Start of Dataset excerpts

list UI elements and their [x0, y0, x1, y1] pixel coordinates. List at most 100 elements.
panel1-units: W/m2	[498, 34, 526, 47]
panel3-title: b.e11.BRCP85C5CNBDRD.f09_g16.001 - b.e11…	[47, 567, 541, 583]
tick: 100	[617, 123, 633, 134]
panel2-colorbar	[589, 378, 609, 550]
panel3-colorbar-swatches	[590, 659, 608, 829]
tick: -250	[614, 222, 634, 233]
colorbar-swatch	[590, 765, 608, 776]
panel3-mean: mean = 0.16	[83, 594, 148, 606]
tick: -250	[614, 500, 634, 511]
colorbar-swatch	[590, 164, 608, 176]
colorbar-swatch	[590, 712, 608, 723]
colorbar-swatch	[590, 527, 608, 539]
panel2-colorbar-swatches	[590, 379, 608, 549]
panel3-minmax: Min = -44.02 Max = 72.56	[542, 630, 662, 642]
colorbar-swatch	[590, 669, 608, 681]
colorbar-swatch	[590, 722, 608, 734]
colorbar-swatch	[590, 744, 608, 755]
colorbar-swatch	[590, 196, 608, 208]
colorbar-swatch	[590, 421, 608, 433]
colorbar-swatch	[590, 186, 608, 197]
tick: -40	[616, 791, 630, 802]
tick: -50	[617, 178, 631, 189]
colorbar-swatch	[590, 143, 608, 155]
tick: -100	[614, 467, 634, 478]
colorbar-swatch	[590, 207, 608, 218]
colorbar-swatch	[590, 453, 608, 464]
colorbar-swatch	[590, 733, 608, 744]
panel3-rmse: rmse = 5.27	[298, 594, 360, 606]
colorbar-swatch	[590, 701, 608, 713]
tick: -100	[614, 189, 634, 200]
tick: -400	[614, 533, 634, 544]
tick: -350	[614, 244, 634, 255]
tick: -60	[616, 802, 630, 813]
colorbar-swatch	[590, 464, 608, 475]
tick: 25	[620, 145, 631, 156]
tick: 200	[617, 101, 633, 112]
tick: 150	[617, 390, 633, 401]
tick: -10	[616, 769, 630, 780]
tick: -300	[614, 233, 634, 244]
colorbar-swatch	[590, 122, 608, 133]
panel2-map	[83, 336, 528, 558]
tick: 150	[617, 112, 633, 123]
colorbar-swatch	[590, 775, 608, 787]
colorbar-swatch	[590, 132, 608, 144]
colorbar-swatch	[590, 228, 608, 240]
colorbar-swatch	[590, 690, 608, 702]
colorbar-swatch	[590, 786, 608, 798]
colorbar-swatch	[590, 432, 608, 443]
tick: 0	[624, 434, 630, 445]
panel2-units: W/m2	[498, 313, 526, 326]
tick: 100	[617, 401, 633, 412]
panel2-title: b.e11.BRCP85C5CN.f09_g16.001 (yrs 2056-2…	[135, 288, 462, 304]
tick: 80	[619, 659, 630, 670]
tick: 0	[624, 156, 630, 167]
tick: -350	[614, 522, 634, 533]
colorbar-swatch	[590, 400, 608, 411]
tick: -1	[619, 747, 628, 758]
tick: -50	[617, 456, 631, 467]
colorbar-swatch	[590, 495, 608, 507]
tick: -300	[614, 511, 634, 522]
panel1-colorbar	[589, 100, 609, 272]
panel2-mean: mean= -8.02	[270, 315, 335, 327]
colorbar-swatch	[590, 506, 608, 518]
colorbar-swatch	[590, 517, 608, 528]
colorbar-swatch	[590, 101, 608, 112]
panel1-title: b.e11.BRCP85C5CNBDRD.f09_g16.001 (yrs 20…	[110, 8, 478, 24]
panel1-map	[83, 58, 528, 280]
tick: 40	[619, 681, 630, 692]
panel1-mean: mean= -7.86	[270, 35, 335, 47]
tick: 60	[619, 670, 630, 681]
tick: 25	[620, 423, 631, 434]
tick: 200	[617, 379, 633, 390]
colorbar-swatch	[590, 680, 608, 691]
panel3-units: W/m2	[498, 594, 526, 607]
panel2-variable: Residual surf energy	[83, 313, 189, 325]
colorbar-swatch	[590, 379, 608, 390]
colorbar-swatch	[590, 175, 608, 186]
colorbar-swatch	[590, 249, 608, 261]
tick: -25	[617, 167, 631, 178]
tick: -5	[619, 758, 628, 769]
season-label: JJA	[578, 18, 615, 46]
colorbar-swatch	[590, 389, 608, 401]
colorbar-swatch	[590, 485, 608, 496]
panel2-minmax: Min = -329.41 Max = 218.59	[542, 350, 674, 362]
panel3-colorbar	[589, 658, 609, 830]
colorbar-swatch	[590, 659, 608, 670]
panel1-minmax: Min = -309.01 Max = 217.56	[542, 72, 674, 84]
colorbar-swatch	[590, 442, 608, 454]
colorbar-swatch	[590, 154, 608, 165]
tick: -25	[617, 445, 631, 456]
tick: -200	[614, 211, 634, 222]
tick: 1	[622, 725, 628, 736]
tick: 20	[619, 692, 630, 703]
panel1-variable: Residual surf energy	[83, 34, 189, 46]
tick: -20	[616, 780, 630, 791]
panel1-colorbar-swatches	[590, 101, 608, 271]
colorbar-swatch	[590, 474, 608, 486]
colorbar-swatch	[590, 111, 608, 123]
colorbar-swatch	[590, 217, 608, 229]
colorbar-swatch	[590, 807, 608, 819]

End of Dataset excerpts

Stated goal:
Convert the items above into a JSON list of strings, one string per line with blank lines omitted.

Written solution:
[
  "list UI elements and their [x0, y0, x1, y1] pixel coordinates. List at most 100 elements.",
  "panel1-units: W/m2\t[498, 34, 526, 47]",
  "panel3-title: b.e11.BRCP85C5CNBDRD.f09_g16.001 - b.e11…\t[47, 567, 541, 583]",
  "tick: 100\t[617, 123, 633, 134]",
  "panel2-colorbar\t[589, 378, 609, 550]",
  "panel3-colorbar-swatches\t[590, 659, 608, 829]",
  "tick: -250\t[614, 222, 634, 233]",
  "colorbar-swatch\t[590, 765, 608, 776]",
  "panel3-mean: mean = 0.16\t[83, 594, 148, 606]",
  "tick: -250\t[614, 500, 634, 511]",
  "colorbar-swatch\t[590, 164, 608, 176]",
  "colorbar-swatch\t[590, 712, 608, 723]",
  "colorbar-swatch\t[590, 527, 608, 539]",
  "panel2-colorbar-swatches\t[590, 379, 608, 549]",
  "panel3-minmax: Min = -44.02 Max = 72.56\t[542, 630, 662, 642]",
  "colorbar-swatch\t[590, 669, 608, 681]",
  "colorbar-swatch\t[590, 722, 608, 734]",
  "colorbar-swatch\t[590, 744, 608, 755]",
  "colorbar-swatch\t[590, 196, 608, 208]",
  "colorbar-swatch\t[590, 421, 608, 433]",
  "colorbar-swatch\t[590, 186, 608, 197]",
  "tick: -40\t[616, 791, 630, 802]",
  "tick: -50\t[617, 178, 631, 189]",
  "colorbar-swatch\t[590, 143, 608, 155]",
  "tick: -100\t[614, 467, 634, 478]",
  "colorbar-swatch\t[590, 207, 608, 218]",
  "colorbar-swatch\t[590, 453, 608, 464]",
  "colorbar-swatch\t[590, 733, 608, 744]",
  "panel3-rmse: rmse = 5.27\t[298, 594, 360, 606]",
  "colorbar-swatch\t[590, 701, 608, 713]",
  "tick: -100\t[614, 189, 634, 200]",
  "tick: -400\t[614, 533, 634, 544]",
  "tick: -350\t[614, 244, 634, 255]",
  "tick: -60\t[616, 802, 630, 813]",
  "colorbar-swatch\t[590, 464, 608, 475]",
  "tick: 25\t[620, 145, 631, 156]",
  "tick: 200\t[617, 101, 633, 112]",
  "tick: 150\t[617, 390, 633, 401]",
  "tick: -10\t[616, 769, 630, 780]",
  "tick: -300\t[614, 233, 634, 244]",
  "colorbar-swatch\t[590, 122, 608, 133]",
  "panel2-map\t[83, 336, 528, 558]",
  "tick: 150\t[617, 112, 633, 123]",
  "colorbar-swatch\t[590, 775, 608, 787]",
  "colorbar-swatch\t[590, 132, 608, 144]",
  "colorbar-swatch\t[590, 228, 608, 240]",
  "colorbar-swatch\t[590, 690, 608, 702]",
  "colorbar-swatch\t[590, 786, 608, 798]",
  "colorbar-swatch\t[590, 432, 608, 443]",
  "tick: 0\t[624, 434, 630, 445]",
  "panel2-units: W/m2\t[498, 313, 526, 326]",
  "tick: 100\t[617, 401, 633, 412]",
  "panel2-title: b.e11.BRCP85C5CN.f09_g16.001 (yrs 2056-2…\t[135, 288, 462, 304]",
  "tick: 80\t[619, 659, 630, 670]",
  "tick: 0\t[624, 156, 630, 167]",
  "tick: -350\t[614, 522, 634, 533]",
  "colorbar-swatch\t[590, 400, 608, 411]",
  "tick: -1\t[619, 747, 628, 758]",
  "tick: -50\t[617, 456, 631, 467]",
  "colorbar-swatch\t[590, 495, 608, 507]",
  "tick: -300\t[614, 511, 634, 522]",
  "panel1-colorbar\t[589, 100, 609, 272]",
  "panel2-mean: mean= -8.02\t[270, 315, 335, 327]",
  "colorbar-swatch\t[590, 506, 608, 518]",
  "colorbar-swatch\t[590, 517, 608, 528]",
  "colorbar-swatch\t[590, 101, 608, 112]",
  "panel1-title: b.e11.BRCP85C5CNBDRD.f09_g16.001 (yrs 20…\t[110, 8, 478, 24]",
  "panel1-map\t[83, 58, 528, 280]",
  "tick: 40\t[619, 681, 630, 692]",
  "panel1-mean: mean= -7.86\t[270, 35, 335, 47]",
  "tick: 60\t[619, 670, 630, 681]",
  "tick: 25\t[620, 423, 631, 434]",
  "tick: 200\t[617, 379, 633, 390]",
  "colorbar-swatch\t[590, 680, 608, 691]",
  "panel3-units: W/m2\t[498, 594, 526, 607]",
  "panel2-variable: Residual surf energy\t[83, 313, 189, 325]",
  "colorbar-swatch\t[590, 379, 608, 390]",
  "colorbar-swatch\t[590, 175, 608, 186]",
  "colorbar-swatch\t[590, 249, 608, 261]",
  "tick: -25\t[617, 167, 631, 178]",
  "tick: -5\t[619, 758, 628, 769]",
  "season-label: JJA\t[578, 18, 615, 46]",
  "colorbar-swatch\t[590, 389, 608, 401]",
  "colorbar-swatch\t[590, 485, 608, 496]",
  "panel2-minmax: Min = -329.41 Max = 218.59\t[542, 350, 674, 362]",
  "panel3-colorbar\t[589, 658, 609, 830]",
  "colorbar-swatch\t[590, 659, 608, 670]",
  "panel1-minmax: Min = -309.01 Max = 217.56\t[542, 72, 674, 84]",
  "colorbar-swatch\t[590, 442, 608, 454]",
  "colorbar-swatch\t[590, 154, 608, 165]",
  "tick: -25\t[617, 445, 631, 456]",
  "tick: -200\t[614, 211, 634, 222]",
  "tick: 1\t[622, 725, 628, 736]",
  "tick: 20\t[619, 692, 630, 703]",
  "panel1-variable: Residual surf energy\t[83, 34, 189, 46]",
  "tick: -20\t[616, 780, 630, 791]",
  "panel1-colorbar-swatches\t[590, 101, 608, 271]",
  "colorbar-swatch\t[590, 474, 608, 486]",
  "colorbar-swatch\t[590, 111, 608, 123]",
  "colorbar-swatch\t[590, 217, 608, 229]",
  "colorbar-swatch\t[590, 807, 608, 819]"
]